● Records to use:
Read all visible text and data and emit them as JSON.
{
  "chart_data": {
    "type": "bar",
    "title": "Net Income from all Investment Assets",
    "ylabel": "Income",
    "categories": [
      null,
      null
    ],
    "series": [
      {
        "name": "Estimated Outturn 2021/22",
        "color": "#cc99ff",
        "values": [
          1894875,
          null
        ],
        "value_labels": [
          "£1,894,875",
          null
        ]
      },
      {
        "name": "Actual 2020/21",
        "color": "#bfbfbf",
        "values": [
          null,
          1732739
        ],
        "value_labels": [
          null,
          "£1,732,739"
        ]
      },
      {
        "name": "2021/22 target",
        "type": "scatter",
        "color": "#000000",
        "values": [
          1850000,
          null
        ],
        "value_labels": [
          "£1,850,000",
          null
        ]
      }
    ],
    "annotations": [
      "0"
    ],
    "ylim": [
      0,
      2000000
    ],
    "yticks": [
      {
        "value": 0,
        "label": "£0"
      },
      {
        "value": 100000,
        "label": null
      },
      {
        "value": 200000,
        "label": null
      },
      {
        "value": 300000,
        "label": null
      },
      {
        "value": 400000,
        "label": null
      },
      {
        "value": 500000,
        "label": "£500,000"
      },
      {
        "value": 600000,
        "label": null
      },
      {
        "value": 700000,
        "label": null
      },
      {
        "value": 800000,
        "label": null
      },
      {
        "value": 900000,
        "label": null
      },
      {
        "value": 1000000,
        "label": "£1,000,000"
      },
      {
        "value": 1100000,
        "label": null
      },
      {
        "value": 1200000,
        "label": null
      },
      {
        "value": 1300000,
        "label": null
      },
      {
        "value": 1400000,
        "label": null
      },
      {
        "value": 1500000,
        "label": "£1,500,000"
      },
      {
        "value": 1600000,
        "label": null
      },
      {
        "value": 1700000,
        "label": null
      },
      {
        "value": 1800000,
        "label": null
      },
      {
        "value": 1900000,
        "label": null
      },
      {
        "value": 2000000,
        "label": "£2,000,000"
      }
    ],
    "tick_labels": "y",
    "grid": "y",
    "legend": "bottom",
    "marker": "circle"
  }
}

● Task goal:
Gather each line in the data that holds the string "Income".

● Expected answer:
    "title": "Net Income from all Investment Assets",
    "ylabel": "Income",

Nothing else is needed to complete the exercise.